• **SUPPLIED DATA**
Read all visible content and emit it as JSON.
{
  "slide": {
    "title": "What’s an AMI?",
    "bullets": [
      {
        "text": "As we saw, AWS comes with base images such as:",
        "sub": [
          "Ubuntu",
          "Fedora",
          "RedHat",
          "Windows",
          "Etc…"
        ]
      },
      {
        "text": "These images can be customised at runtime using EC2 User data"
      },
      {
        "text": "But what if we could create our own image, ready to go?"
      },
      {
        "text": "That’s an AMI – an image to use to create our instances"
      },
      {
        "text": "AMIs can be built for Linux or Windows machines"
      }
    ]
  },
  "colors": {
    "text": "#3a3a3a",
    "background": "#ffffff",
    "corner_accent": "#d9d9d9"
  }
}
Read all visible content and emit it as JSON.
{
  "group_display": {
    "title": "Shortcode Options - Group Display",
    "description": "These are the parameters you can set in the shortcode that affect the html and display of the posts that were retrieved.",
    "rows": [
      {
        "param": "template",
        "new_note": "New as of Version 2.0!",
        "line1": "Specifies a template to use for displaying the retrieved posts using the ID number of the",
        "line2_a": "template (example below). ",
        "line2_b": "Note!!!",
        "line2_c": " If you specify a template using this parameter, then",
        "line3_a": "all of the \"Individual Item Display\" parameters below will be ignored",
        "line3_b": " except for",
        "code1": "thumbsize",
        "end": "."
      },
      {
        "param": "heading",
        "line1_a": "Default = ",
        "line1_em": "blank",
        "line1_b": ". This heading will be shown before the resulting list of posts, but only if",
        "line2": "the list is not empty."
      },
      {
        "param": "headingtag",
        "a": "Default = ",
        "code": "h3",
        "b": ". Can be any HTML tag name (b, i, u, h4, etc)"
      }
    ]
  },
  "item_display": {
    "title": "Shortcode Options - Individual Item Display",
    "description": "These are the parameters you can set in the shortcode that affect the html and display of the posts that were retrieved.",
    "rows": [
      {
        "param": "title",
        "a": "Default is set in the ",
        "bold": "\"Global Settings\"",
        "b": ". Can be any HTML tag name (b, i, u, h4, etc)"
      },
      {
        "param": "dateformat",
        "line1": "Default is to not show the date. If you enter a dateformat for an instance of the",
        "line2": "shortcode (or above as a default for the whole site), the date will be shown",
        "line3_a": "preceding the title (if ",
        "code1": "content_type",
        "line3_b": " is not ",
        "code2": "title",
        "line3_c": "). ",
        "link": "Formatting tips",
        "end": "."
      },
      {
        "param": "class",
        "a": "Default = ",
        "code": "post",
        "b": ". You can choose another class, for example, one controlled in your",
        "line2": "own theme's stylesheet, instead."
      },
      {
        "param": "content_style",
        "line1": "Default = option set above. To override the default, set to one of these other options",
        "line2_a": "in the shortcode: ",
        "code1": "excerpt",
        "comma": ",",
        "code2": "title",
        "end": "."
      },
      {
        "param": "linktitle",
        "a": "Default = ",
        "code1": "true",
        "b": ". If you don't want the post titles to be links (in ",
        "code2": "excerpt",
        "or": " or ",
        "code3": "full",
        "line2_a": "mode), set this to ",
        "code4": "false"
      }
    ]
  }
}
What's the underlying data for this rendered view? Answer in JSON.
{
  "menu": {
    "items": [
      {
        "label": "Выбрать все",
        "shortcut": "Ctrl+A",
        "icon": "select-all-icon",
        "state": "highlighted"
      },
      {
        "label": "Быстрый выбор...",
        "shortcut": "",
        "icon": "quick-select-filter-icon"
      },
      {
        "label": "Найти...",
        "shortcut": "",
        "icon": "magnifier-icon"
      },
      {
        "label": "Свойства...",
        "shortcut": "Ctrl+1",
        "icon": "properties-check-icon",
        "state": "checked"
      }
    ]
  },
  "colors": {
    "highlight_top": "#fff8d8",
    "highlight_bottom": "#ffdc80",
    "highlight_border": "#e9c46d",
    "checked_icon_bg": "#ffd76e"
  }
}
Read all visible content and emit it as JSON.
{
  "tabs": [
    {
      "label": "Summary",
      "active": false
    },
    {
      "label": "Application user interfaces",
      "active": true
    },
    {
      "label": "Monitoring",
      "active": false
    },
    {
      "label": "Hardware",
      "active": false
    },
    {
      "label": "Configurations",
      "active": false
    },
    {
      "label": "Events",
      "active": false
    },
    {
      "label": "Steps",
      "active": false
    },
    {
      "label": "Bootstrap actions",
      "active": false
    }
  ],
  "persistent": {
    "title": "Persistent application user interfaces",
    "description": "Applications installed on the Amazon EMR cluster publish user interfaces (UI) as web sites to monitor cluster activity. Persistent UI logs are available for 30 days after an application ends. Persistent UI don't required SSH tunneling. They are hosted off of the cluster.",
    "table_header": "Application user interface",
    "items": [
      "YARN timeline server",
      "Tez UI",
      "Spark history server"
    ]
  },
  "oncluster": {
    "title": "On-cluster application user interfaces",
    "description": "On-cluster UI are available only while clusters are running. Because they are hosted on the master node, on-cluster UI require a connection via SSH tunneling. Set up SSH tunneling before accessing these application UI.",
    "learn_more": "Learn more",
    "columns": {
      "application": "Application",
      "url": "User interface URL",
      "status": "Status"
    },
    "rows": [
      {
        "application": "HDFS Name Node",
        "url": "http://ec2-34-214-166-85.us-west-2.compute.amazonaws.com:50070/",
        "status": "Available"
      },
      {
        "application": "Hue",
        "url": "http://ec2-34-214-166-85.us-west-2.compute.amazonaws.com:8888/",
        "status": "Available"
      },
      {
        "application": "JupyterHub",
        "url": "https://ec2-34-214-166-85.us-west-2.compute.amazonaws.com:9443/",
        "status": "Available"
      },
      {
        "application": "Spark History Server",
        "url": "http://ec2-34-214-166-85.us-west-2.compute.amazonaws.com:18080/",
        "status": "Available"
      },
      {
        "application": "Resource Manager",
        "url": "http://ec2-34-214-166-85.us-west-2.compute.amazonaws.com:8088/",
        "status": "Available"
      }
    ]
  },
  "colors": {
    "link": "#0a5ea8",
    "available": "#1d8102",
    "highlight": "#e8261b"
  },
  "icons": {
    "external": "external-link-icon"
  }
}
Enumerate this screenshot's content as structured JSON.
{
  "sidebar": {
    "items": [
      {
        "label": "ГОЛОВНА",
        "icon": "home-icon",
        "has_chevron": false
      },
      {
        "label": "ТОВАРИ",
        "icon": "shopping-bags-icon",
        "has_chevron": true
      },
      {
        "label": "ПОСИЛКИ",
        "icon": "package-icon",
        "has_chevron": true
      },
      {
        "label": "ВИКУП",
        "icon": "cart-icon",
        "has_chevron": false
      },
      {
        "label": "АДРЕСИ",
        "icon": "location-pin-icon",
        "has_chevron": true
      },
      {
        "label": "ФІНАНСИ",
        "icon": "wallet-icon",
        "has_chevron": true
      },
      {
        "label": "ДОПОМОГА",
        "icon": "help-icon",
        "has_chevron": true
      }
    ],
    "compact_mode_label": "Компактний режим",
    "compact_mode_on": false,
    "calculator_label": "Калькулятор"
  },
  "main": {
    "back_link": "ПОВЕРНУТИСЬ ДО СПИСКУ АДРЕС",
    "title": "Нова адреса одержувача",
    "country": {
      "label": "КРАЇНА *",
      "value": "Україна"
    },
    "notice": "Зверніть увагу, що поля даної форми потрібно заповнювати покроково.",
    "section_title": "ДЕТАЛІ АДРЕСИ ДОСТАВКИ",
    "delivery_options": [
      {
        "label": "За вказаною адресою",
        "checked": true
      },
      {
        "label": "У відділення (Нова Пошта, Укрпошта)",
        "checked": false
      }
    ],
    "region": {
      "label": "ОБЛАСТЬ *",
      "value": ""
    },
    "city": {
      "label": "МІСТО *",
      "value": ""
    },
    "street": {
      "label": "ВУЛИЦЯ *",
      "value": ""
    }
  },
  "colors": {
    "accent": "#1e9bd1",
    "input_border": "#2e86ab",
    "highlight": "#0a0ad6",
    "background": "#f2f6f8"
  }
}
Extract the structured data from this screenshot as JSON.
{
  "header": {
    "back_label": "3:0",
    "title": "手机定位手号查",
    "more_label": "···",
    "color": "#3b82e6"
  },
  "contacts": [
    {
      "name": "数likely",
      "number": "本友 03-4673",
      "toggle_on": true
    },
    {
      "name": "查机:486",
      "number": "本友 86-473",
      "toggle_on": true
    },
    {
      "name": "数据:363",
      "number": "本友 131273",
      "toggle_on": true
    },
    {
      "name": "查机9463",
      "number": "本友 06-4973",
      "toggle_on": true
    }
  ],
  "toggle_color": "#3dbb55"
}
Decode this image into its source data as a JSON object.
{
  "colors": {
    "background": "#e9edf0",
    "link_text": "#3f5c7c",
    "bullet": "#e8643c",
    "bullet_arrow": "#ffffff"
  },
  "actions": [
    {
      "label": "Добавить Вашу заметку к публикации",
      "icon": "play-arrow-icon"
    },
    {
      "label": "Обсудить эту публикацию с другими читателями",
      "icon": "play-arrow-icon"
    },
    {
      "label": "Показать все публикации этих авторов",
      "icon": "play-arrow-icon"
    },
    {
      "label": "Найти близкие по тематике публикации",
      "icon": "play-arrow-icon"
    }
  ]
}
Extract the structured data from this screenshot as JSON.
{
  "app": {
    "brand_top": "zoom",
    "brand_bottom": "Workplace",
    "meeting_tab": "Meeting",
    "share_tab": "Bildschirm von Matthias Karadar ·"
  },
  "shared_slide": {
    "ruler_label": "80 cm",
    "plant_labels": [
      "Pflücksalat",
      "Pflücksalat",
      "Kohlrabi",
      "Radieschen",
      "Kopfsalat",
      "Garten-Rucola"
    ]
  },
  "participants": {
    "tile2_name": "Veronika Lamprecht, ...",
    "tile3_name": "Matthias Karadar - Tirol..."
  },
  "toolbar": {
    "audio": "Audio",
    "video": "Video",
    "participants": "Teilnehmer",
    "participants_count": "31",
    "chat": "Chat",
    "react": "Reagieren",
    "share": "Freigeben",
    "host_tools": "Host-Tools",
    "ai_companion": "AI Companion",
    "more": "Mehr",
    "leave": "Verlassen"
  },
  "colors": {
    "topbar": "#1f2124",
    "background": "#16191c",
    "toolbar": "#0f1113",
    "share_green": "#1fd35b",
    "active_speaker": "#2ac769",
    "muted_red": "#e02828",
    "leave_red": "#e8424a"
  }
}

• **THE TASK**
Which lines contain "Найти"? Copy each of them.

• **RESPONSE**
        "label": "Найти...",
      "label": "Найти близкие по тематике публикации",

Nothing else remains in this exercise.